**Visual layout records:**
** START **
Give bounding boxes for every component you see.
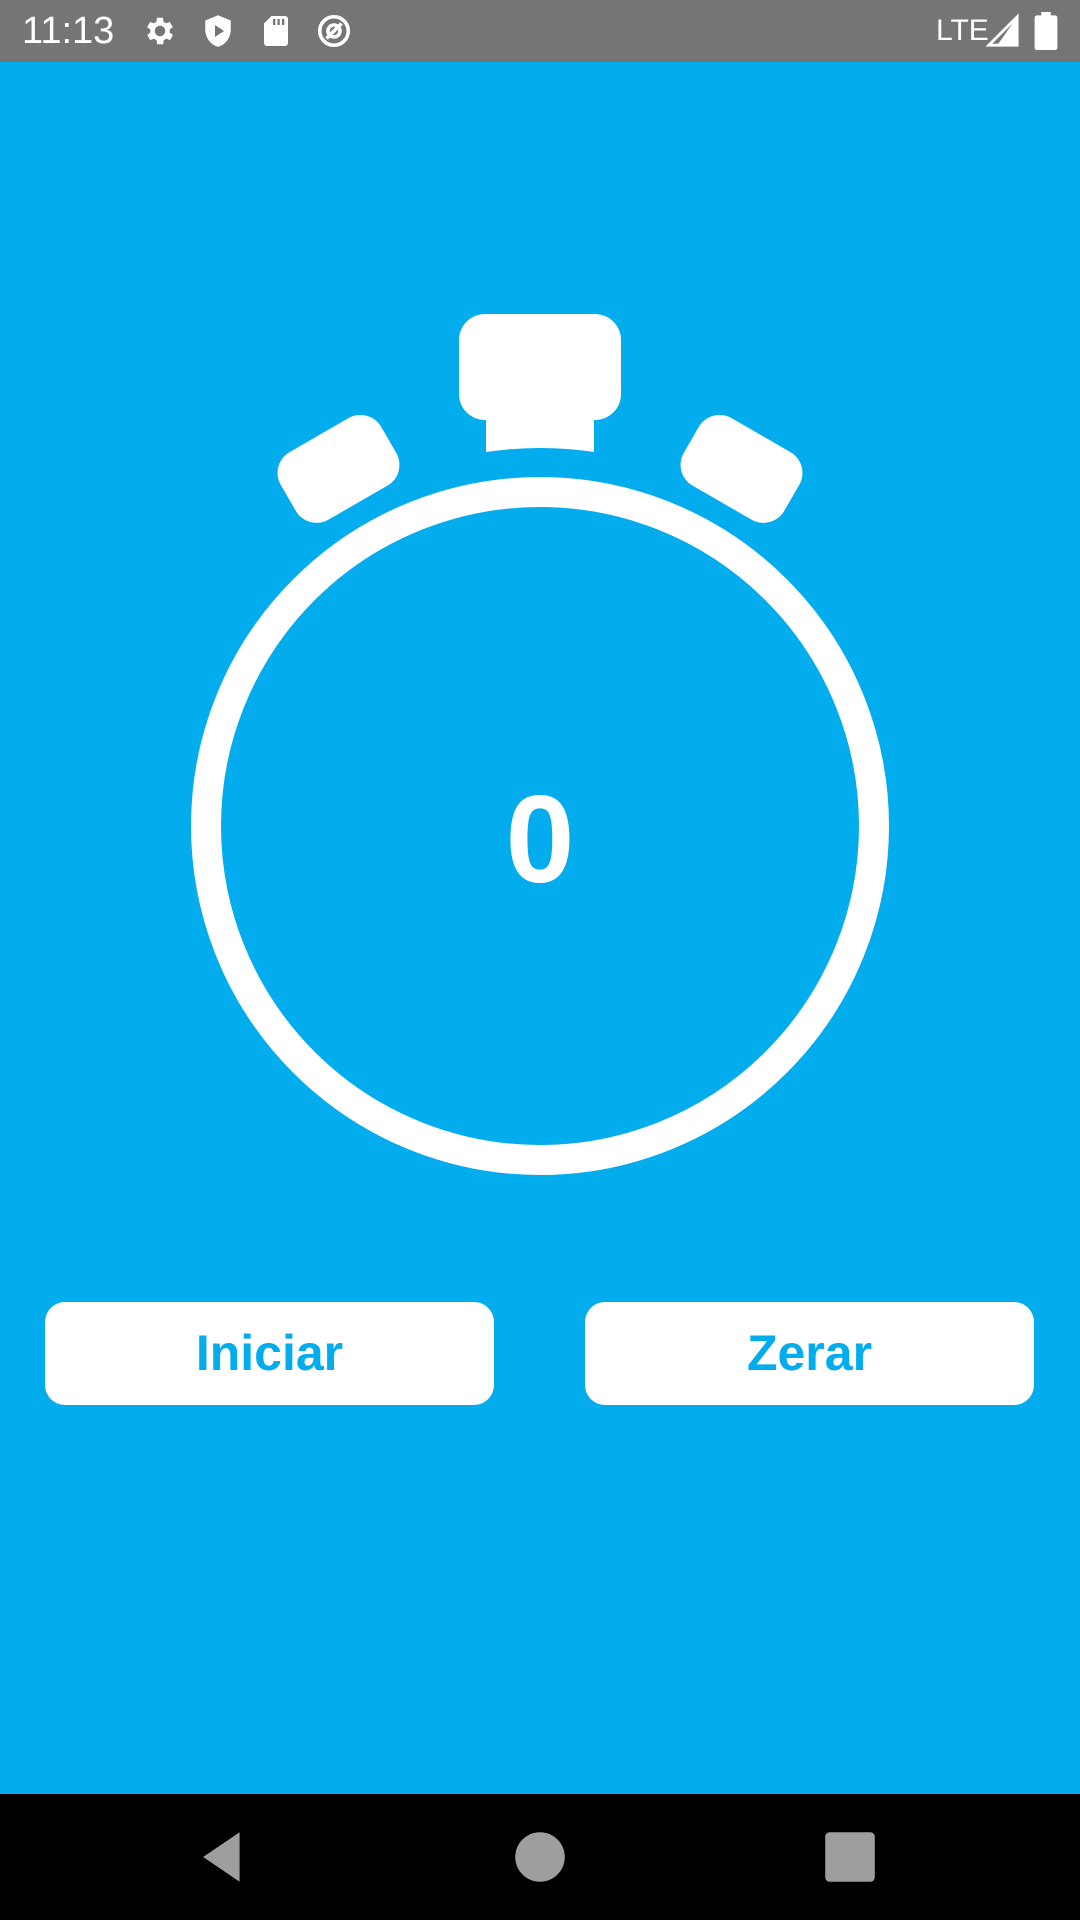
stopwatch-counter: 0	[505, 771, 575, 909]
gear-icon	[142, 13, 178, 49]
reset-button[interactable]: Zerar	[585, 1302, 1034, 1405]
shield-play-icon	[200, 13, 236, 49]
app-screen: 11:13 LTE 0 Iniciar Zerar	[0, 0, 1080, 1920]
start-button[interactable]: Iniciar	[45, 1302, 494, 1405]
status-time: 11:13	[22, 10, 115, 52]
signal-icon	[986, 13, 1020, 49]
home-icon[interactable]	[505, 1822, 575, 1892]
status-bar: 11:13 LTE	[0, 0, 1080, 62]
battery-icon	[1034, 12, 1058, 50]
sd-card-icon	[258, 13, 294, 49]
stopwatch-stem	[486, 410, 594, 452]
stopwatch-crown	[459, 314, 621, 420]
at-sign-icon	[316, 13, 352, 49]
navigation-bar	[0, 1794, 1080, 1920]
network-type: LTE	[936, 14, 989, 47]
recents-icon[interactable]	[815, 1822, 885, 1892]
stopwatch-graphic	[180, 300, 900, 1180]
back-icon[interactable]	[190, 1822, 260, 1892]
** END **
**TO BE DONE:**
Recast the entries from the line containing "771, 575, 909]" through the end of the entries as a JSON list of strings, one string per line, leaving out blank lines.

**EXPECTED OUTPUT:**
[
  "stopwatch-counter: 0\t[505, 771, 575, 909]",
  "gear-icon\t[142, 13, 178, 49]",
  "reset-button[interactable]: Zerar\t[585, 1302, 1034, 1405]",
  "shield-play-icon\t[200, 13, 236, 49]",
  "app-screen: 11:13 LTE 0 Iniciar Zerar\t[0, 0, 1080, 1920]",
  "start-button[interactable]: Iniciar\t[45, 1302, 494, 1405]",
  "status-time: 11:13\t[22, 10, 115, 52]",
  "signal-icon\t[986, 13, 1020, 49]",
  "home-icon[interactable]\t[505, 1822, 575, 1892]",
  "status-bar: 11:13 LTE\t[0, 0, 1080, 62]",
  "battery-icon\t[1034, 12, 1058, 50]",
  "sd-card-icon\t[258, 13, 294, 49]",
  "stopwatch-stem\t[486, 410, 594, 452]",
  "stopwatch-crown\t[459, 314, 621, 420]",
  "at-sign-icon\t[316, 13, 352, 49]",
  "navigation-bar\t[0, 1794, 1080, 1920]",
  "network-type: LTE\t[936, 14, 989, 47]",
  "recents-icon[interactable]\t[815, 1822, 885, 1892]",
  "stopwatch-graphic\t[180, 300, 900, 1180]",
  "back-icon[interactable]\t[190, 1822, 260, 1892]"
]